What is being asked
What is the number of lines that include the word "Αυτοδύναμη"? Provide only that figure.
┌──
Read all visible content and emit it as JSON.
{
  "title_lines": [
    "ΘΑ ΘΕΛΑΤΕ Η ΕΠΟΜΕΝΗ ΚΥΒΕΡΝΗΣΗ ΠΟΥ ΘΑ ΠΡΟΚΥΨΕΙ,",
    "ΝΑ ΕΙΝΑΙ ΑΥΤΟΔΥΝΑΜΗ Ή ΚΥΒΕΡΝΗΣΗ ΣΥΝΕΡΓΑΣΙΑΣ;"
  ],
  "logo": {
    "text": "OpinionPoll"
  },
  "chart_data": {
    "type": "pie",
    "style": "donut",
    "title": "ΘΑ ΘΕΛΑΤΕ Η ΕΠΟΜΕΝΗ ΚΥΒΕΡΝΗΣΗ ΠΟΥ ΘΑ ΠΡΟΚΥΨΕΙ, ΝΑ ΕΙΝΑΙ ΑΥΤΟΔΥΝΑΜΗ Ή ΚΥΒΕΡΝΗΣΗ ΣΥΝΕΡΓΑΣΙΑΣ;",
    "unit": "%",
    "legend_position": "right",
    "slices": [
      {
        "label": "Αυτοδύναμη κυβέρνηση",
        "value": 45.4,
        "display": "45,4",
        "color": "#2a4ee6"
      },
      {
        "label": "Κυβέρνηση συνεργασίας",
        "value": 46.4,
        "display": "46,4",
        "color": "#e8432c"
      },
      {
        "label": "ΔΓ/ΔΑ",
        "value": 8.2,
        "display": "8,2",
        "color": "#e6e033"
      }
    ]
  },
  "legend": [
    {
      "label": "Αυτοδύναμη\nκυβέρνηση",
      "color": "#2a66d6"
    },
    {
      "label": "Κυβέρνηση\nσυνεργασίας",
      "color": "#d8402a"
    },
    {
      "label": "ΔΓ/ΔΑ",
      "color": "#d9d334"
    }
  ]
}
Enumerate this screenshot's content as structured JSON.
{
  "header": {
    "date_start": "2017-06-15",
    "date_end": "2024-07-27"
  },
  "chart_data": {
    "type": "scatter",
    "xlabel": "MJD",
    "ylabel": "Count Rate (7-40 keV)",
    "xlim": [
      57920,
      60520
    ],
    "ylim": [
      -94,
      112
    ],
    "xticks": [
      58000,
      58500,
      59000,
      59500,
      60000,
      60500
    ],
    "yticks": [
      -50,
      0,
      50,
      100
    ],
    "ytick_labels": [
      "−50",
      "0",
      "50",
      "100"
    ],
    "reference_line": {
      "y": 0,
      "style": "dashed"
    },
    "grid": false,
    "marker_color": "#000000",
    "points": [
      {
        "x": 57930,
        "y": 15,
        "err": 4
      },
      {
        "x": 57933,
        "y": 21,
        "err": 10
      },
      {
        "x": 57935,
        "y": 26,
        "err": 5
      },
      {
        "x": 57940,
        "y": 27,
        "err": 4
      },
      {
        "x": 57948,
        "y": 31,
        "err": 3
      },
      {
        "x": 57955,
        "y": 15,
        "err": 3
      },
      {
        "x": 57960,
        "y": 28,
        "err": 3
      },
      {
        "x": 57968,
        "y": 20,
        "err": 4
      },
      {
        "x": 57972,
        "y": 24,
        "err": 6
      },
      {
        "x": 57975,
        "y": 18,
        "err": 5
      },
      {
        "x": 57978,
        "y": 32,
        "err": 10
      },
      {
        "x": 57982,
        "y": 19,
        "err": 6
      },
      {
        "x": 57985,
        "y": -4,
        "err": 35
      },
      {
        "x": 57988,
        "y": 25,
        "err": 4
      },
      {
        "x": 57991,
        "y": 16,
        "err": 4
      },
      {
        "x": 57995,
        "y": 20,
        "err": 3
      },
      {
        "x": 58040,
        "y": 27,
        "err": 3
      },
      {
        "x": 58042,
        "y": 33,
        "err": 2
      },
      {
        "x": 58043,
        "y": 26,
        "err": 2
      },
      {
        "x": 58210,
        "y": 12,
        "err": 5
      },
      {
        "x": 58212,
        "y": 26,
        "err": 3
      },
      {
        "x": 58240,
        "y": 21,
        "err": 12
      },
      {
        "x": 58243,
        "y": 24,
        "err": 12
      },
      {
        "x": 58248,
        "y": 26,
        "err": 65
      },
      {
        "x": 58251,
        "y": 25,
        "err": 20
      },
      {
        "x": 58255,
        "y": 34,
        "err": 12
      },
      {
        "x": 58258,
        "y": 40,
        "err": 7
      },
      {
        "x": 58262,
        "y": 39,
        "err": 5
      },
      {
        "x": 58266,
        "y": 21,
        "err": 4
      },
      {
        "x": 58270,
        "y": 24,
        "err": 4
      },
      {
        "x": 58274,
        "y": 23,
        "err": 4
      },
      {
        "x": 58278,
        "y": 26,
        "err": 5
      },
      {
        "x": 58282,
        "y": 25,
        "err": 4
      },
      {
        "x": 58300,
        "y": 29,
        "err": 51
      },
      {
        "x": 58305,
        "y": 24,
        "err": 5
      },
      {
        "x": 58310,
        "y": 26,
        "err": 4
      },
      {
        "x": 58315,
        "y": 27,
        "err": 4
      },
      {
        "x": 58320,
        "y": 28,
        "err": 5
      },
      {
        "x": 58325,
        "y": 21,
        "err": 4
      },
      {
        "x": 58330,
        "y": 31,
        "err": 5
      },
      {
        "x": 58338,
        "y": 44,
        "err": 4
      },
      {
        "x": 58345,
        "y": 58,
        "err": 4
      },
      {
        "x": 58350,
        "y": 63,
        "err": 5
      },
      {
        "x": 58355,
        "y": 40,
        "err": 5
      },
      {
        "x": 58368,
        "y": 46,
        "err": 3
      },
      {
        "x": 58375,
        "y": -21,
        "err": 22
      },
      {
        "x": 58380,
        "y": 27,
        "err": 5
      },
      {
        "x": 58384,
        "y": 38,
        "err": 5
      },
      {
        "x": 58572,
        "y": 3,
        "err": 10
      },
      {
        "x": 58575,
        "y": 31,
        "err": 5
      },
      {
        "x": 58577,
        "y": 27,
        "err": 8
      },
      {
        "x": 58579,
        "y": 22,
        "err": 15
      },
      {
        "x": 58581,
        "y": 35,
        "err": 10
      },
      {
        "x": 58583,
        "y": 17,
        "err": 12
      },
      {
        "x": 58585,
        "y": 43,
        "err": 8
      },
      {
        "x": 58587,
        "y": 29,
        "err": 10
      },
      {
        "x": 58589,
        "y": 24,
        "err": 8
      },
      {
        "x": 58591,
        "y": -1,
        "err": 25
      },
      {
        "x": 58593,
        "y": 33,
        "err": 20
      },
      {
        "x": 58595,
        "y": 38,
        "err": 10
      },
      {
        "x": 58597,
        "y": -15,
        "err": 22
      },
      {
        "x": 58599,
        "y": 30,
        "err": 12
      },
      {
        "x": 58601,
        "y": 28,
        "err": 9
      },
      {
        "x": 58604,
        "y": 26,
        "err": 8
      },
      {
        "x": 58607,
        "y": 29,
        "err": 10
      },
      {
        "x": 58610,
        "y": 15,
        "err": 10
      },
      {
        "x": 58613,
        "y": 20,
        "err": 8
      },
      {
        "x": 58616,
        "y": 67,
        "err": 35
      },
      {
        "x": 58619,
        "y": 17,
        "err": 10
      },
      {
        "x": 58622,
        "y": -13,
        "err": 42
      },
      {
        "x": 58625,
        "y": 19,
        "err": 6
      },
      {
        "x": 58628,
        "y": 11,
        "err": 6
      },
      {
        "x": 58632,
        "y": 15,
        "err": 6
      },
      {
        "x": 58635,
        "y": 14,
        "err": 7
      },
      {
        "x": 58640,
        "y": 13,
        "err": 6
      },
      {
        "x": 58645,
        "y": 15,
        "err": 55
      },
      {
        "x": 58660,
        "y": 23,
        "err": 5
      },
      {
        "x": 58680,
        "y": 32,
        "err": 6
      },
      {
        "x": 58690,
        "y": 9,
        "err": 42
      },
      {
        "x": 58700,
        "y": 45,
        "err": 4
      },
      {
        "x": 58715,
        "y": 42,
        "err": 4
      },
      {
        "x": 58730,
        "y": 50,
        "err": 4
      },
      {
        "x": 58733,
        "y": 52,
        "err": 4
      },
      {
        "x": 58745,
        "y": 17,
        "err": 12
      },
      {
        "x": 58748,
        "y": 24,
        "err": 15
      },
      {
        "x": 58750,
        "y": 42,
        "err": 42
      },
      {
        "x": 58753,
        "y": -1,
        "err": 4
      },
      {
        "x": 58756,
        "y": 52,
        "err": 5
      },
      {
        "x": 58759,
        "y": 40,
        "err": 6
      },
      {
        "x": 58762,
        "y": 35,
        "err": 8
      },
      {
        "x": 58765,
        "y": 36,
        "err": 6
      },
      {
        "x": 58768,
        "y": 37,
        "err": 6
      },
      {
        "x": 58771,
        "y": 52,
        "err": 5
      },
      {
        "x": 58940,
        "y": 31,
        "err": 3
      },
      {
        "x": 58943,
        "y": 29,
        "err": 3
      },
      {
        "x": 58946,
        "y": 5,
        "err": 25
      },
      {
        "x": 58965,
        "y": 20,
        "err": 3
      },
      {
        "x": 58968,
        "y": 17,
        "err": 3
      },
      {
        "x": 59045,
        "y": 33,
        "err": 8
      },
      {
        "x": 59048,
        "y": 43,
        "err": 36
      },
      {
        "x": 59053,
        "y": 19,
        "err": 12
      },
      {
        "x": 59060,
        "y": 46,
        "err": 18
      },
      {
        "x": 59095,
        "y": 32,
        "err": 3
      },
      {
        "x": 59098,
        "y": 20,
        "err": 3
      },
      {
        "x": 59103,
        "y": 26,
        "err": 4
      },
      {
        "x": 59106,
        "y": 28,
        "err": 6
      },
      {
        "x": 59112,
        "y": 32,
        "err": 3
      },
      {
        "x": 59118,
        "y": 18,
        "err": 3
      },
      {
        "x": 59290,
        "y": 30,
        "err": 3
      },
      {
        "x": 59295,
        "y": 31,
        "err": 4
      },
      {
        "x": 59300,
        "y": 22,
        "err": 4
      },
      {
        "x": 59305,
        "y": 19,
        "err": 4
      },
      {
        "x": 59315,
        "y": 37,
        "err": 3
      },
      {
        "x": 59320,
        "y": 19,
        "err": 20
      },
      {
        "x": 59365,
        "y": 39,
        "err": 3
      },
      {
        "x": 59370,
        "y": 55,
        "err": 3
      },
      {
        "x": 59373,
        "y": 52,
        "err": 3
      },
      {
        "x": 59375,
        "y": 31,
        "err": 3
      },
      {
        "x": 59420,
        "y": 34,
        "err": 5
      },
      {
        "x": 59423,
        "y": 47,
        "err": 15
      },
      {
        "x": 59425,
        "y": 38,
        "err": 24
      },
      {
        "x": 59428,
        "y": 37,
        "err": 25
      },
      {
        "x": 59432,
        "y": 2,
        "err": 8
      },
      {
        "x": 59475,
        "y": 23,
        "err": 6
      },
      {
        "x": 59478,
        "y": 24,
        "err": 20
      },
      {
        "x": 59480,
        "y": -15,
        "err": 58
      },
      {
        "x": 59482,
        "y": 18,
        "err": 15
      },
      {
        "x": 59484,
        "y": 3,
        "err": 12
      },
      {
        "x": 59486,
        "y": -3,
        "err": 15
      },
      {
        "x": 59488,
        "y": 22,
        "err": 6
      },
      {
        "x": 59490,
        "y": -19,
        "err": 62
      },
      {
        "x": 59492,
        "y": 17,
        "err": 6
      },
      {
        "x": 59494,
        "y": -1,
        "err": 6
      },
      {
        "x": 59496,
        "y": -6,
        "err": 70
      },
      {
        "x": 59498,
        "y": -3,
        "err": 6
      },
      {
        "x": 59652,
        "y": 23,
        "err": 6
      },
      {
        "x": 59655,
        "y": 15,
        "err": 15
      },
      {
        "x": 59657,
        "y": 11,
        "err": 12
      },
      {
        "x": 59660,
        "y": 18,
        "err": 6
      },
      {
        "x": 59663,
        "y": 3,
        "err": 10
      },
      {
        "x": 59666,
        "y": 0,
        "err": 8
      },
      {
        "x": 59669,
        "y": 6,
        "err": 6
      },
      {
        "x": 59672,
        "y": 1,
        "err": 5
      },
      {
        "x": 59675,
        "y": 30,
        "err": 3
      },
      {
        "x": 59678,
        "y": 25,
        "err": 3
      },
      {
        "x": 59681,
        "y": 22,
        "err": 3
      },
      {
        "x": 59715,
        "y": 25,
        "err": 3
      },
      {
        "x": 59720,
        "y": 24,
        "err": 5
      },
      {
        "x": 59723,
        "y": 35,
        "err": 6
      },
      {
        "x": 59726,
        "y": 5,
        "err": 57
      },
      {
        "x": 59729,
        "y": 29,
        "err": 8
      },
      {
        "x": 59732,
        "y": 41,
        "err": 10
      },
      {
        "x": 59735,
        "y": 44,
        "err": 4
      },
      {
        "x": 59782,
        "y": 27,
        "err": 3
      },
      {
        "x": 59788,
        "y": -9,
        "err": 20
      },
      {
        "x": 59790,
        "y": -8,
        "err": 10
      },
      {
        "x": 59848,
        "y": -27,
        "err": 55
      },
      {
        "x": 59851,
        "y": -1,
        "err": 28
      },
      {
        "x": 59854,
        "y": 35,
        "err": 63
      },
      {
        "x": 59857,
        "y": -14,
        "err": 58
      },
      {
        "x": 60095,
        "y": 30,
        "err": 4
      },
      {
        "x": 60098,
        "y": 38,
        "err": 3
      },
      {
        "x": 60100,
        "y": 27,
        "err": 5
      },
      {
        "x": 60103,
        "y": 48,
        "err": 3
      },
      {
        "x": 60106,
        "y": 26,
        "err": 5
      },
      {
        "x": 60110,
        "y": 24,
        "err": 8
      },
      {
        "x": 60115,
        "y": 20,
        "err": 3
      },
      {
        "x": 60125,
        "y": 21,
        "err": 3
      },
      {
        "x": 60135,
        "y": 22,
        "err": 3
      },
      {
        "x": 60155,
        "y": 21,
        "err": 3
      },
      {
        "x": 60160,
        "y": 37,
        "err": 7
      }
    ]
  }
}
└──
Solution to the problem
2